WHAT THE EXERCISE ASKS: Return a copy of every line in the records that includes the word "każdy".

___ AVAILABLE DATA ___

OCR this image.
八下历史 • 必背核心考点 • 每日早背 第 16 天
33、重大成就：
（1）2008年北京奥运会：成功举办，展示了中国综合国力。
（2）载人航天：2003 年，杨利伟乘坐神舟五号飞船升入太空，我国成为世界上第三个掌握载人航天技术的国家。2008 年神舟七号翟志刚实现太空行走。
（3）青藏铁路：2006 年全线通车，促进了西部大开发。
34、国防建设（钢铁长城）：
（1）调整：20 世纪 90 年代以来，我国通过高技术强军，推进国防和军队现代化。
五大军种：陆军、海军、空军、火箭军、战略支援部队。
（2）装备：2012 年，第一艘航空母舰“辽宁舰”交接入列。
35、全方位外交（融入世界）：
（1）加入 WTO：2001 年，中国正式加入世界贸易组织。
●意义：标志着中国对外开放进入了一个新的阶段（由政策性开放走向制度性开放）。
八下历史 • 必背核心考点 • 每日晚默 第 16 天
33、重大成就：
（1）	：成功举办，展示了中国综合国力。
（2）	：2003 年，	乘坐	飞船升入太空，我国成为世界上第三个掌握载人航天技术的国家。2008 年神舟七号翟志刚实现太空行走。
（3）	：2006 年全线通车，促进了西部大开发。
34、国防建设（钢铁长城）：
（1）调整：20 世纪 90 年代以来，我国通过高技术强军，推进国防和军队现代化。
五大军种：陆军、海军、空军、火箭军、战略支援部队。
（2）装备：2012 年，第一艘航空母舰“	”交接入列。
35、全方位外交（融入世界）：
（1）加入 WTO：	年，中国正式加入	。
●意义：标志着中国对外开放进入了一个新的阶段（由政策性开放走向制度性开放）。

___
___ AVAILABLE DATA ___

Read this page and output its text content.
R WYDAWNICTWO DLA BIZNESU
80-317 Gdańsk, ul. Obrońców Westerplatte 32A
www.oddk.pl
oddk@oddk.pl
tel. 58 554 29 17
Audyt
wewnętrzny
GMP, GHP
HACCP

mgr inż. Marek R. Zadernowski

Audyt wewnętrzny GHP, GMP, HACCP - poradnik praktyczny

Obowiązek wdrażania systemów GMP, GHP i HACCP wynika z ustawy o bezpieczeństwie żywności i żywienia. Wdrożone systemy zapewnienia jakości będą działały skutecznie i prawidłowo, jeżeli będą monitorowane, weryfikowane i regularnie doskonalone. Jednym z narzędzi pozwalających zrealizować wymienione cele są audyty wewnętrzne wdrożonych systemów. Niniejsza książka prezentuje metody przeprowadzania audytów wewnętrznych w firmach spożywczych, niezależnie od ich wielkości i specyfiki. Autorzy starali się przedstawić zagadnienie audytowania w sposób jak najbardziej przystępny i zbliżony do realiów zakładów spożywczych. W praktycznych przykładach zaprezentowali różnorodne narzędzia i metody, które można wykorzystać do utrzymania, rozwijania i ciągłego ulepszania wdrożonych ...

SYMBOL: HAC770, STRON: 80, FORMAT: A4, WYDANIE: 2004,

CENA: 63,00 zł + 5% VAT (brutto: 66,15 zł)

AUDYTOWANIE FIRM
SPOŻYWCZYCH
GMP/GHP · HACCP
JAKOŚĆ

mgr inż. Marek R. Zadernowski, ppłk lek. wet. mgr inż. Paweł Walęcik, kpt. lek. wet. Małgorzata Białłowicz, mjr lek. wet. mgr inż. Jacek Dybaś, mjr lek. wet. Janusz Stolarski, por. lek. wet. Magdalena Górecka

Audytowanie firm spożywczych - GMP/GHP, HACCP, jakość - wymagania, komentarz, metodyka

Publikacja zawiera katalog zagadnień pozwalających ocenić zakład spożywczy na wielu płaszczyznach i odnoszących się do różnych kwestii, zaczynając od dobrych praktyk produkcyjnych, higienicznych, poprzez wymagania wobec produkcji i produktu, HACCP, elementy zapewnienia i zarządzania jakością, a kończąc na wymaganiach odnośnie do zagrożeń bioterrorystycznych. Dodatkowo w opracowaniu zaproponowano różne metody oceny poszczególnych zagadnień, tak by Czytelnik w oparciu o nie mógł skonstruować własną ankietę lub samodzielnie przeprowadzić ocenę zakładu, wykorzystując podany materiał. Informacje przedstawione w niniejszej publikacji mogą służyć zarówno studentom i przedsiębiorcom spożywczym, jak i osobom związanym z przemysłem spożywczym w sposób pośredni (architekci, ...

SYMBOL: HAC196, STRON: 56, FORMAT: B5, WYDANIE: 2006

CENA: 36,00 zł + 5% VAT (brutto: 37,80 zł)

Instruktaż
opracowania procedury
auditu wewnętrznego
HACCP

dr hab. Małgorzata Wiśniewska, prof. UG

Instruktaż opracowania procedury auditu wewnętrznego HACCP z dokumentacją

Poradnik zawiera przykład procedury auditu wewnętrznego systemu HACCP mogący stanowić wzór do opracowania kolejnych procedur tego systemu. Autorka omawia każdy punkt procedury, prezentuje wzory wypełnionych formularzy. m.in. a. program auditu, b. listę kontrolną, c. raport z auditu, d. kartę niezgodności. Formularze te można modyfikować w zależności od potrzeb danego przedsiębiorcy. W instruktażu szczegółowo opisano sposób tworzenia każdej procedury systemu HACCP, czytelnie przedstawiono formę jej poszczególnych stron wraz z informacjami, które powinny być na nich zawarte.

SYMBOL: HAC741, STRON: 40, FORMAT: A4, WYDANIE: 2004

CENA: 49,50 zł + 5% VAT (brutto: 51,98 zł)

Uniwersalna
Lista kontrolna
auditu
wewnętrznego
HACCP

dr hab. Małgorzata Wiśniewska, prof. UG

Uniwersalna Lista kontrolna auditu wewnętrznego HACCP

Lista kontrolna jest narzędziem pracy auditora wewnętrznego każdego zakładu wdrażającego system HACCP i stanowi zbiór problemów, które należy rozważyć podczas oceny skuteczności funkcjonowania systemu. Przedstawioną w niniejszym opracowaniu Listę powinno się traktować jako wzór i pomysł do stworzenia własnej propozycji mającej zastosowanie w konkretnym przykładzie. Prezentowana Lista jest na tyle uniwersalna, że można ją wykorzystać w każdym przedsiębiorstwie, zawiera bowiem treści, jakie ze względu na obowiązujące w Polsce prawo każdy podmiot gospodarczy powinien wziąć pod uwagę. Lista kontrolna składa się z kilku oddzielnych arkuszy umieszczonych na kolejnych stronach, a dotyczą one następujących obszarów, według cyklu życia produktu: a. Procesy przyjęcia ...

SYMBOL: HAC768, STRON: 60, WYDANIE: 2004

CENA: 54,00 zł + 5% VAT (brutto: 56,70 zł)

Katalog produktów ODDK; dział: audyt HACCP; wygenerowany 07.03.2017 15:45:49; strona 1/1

___
___ AVAILABLE DATA ___

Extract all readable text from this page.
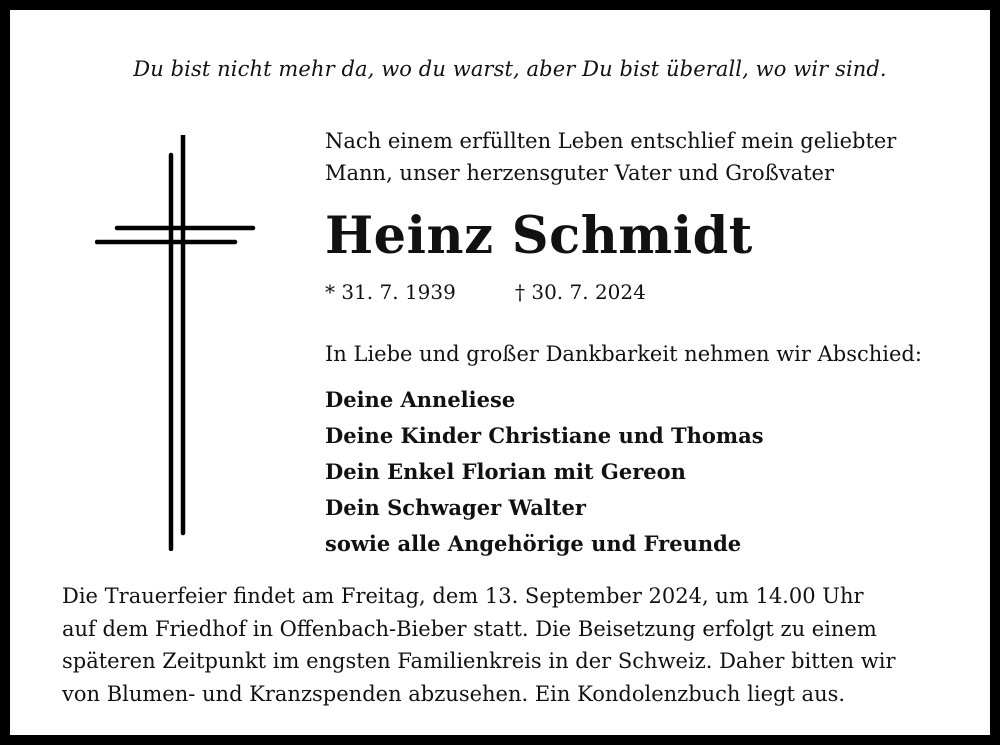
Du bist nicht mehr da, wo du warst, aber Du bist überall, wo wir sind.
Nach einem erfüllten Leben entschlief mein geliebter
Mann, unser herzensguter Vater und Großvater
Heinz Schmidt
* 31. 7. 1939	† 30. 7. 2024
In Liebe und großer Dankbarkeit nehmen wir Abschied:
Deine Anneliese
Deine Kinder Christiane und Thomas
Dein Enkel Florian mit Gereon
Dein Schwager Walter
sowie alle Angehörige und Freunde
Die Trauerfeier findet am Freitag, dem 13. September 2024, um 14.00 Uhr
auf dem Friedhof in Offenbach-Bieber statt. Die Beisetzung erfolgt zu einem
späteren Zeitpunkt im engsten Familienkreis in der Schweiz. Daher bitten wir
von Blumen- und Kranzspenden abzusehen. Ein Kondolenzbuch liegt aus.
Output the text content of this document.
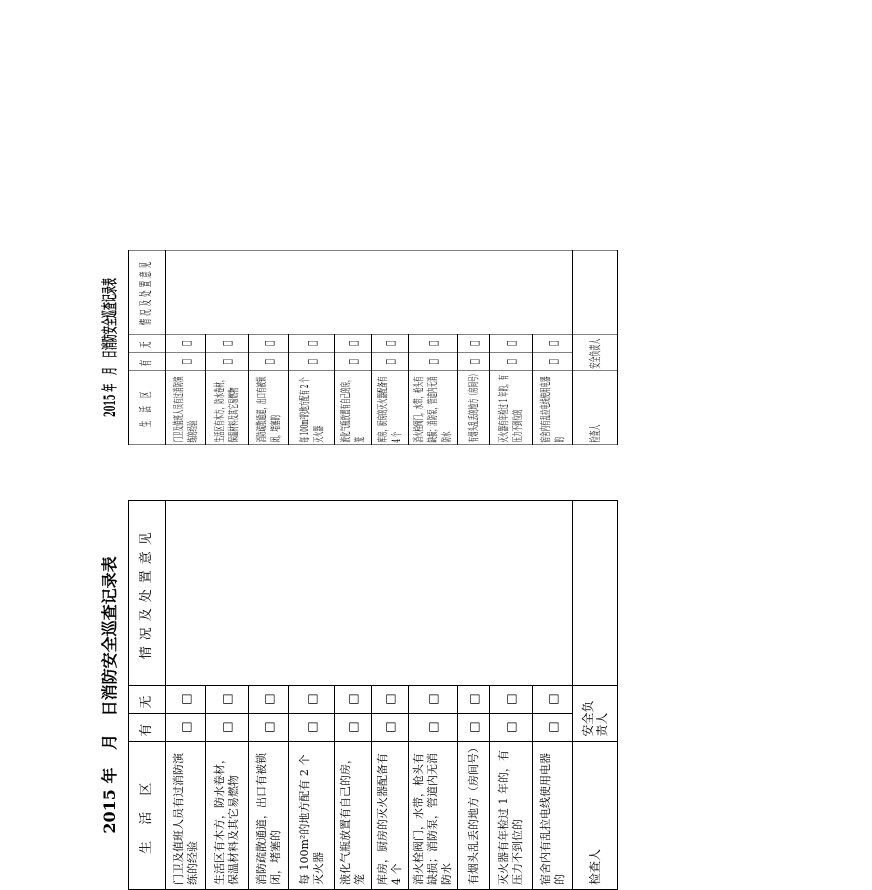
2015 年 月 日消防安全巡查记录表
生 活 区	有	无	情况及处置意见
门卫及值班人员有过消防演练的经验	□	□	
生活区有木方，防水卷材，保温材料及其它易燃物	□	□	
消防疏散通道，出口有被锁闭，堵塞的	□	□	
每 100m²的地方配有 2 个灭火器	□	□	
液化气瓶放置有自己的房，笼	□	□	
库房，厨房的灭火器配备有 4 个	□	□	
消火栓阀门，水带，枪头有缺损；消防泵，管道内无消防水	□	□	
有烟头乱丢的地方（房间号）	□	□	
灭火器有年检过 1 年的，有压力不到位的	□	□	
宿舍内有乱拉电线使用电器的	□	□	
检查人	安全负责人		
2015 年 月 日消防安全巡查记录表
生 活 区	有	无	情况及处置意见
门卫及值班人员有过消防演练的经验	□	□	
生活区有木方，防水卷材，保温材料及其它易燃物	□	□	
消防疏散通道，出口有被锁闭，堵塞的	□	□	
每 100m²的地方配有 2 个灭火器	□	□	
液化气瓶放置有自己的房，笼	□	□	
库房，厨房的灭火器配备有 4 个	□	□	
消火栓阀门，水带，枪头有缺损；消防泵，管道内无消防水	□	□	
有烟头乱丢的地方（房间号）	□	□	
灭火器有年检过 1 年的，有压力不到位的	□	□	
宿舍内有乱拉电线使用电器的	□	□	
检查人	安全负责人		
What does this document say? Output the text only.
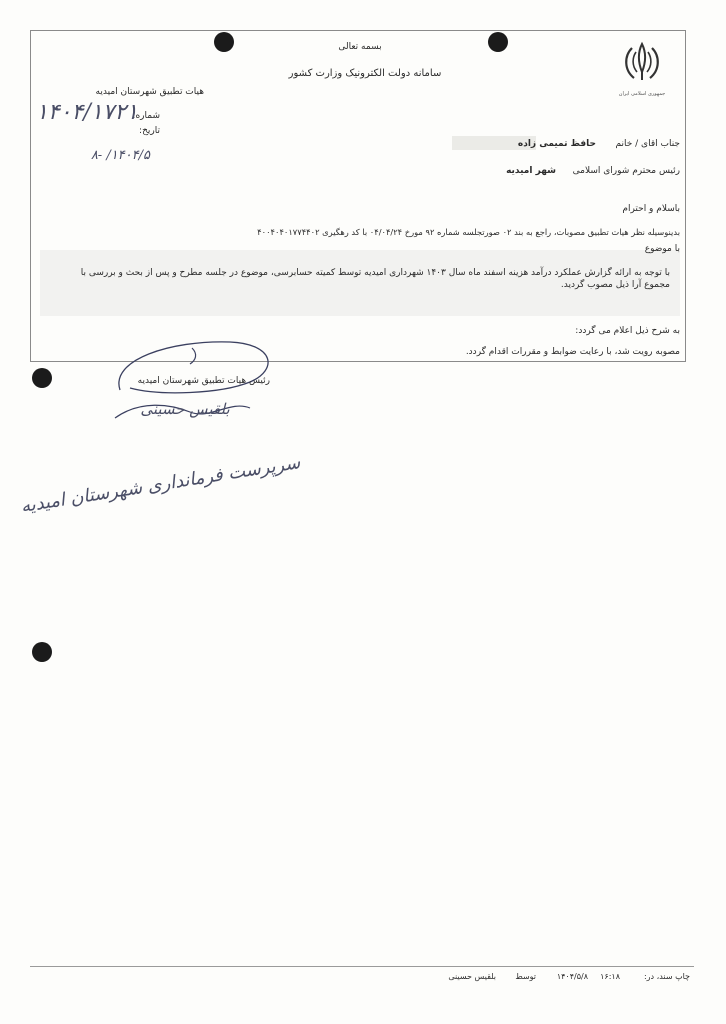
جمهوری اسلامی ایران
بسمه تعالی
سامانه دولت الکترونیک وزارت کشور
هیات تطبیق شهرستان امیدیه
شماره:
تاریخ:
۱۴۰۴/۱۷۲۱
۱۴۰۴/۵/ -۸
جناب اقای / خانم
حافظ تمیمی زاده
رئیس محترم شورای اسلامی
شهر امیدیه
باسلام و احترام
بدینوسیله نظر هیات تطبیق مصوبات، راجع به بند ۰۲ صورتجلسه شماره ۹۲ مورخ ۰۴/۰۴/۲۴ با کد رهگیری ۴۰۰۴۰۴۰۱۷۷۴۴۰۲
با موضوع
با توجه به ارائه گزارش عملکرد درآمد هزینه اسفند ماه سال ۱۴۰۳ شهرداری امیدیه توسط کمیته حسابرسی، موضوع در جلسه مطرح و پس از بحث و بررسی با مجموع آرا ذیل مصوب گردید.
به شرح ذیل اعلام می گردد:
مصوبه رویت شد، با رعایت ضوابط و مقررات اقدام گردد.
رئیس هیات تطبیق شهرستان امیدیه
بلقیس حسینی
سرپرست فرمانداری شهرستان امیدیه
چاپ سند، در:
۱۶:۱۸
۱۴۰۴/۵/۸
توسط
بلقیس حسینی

___

ANSWER TO THIS EXERCISE:
Poradnik zawiera przykład procedury auditu wewnętrznego systemu HACCP mogący stanowić wzór do opracowania kolejnych procedur tego systemu. Autorka omawia każdy punkt procedury, prezentuje wzory wypełnionych formularzy. m.in. a. program auditu, b. listę kontrolną, c. raport z auditu, d. kartę niezgodności. Formularze te można modyfikować w zależności od potrzeb danego przedsiębiorcy. W instruktażu szczegółowo opisano sposób tworzenia każdej procedury systemu HACCP, czytelnie przedstawiono formę jej poszczególnych stron wraz z informacjami, które powinny być na nich zawarte.
Lista kontrolna jest narzędziem pracy auditora wewnętrznego każdego zakładu wdrażającego system HACCP i stanowi zbiór problemów, które należy rozważyć podczas oceny skuteczności funkcjonowania systemu. Przedstawioną w niniejszym opracowaniu Listę powinno się traktować jako wzór i pomysł do stworzenia własnej propozycji mającej zastosowanie w konkretnym przykładzie. Prezentowana Lista jest na tyle uniwersalna, że można ją wykorzystać w każdym przedsiębiorstwie, zawiera bowiem treści, jakie ze względu na obowiązujące w Polsce prawo każdy podmiot gospodarczy powinien wziąć pod uwagę. Lista kontrolna składa się z kilku oddzielnych arkuszy umieszczonych na kolejnych stronach, a dotyczą one następujących obszarów, według cyklu życia produktu: a. Procesy przyjęcia ...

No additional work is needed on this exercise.